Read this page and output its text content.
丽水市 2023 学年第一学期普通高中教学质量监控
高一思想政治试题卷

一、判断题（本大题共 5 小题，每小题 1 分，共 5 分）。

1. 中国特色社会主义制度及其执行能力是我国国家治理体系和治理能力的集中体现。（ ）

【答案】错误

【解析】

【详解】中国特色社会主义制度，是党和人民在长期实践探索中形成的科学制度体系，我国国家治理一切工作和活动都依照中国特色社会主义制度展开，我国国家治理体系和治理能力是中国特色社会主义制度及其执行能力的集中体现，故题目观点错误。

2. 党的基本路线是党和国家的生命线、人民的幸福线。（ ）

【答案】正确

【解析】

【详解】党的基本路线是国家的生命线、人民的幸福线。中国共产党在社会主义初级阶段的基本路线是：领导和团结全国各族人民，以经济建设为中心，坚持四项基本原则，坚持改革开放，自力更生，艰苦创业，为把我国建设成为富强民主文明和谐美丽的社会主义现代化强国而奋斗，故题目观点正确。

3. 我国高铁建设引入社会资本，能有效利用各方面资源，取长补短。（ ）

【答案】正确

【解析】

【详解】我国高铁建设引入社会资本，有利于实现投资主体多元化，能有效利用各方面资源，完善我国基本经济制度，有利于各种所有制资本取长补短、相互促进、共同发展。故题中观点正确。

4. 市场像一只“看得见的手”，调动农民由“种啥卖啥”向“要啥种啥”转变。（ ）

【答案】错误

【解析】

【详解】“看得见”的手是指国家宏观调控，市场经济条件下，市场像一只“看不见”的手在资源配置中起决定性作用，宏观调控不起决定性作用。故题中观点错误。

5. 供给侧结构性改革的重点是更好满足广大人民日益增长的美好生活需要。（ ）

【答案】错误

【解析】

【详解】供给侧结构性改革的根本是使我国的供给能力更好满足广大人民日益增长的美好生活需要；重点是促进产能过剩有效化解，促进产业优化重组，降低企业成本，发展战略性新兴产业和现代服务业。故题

+ + + + +

Work instructions ▸
Identify the lines of the entries containing the string "人民的幸福线". Copy each such line.

Finished task ▸
2. 党的基本路线是党和国家的生命线、人民的幸福线。（ ）
【详解】党的基本路线是国家的生命线、人民的幸福线。中国共产党在社会主义初级阶段的基本路线是：领导和团结全国各族人民，以经济建设为中心，坚持四项基本原则，坚持改革开放，自力更生，艰苦创业，为把我国建设成为富强民主文明和谐美丽的社会主义现代化强国而奋斗，故题目观点正确。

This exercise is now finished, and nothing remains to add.